# [VORGEGEBENER TEXT]
----------------
Mein Europa: Mit einem Gespräch mit Joschka Fischer (German Edition)
. Das Leben geht weiter …
SCHMIDT:
Wie ist es möglich, dass sich Ungarn in den letzten Jahren vom Westen weg entwickelt hat?
FISCHER:
Die Ungarn sind ein merkwürdiges Volk. Ich kann es nur darauf zurückführen, dass sie sich isoliert fühlen, zu keiner der großen europäischen Sprachgruppen gehören …
SCHMIDT:
Das gilt aber auch für die Finnen und die Esten.
FISCHER:
Ja, aber die leben ganz am Rande des Kontinents; die Ungarn leben in dessen Mitte, umgeben von der slawischen, der germanischen und der romanischen Sprachgruppe. Hinzu kommt, dass das jüdische Bürgertum durch die Nazis vertrieben oder vernichtet wurde, und die Juden hatten in Ungarn eine wichtige Mittlerfunktion inne. Die Weltläufigkeit der jüdischen Bourgeoisie, die in Budapest, aber auch in vielen anderen Städten Ungarns eine entscheidende Rolle gespielt hat, fehlt heute, und auch deshalb ist der Nationalismus, auf den man zurzeit in Ungarn trifft, so dumpf.
----------------
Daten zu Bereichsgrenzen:
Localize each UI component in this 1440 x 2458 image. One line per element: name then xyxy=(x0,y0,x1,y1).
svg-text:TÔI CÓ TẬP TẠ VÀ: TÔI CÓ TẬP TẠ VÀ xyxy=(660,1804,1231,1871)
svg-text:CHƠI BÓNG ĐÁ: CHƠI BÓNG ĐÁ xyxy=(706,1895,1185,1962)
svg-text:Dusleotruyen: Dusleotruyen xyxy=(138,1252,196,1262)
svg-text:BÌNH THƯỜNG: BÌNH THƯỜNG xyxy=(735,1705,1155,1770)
----------------
# [AUFGABEN]
1. Beantworten Sie zum Gespräch über Ungarn folgende Fragen:
(a) Für welche beiden Völker gilt laut Schmidt ebenfalls, dass sie zu keiner der großen europäischen Sprachgruppen gehören?
(b) Von welchen drei Sprachgruppen sind die Ungarn nach Fischers Worten umgeben?
(c) Welche Funktion hatten die Juden in Ungarn laut Fischer inne?
2. Geben Sie sämtliche Datensätze Zeile für Zeile unverändert zurück.

# [GEORDNETE ANTWORTEN]
1.
(a) Für die Finnen und die Esten.
(b) Von der slawischen, der germanischen und der romanischen Sprachgruppe.
(c) Eine wichtige Mittlerfunktion.

2.
Localize each UI component in this 1440 x 2458 image. One line per element: name then xyxy=(x0,y0,x1,y1).
svg-text:TÔI CÓ TẬP TẠ VÀ: TÔI CÓ TẬP TẠ VÀ xyxy=(660,1804,1231,1871)
svg-text:CHƠI BÓNG ĐÁ: CHƠI BÓNG ĐÁ xyxy=(706,1895,1185,1962)
svg-text:Dusleotruyen: Dusleotruyen xyxy=(138,1252,196,1262)
svg-text:BÌNH THƯỜNG: BÌNH THƯỜNG xyxy=(735,1705,1155,1770)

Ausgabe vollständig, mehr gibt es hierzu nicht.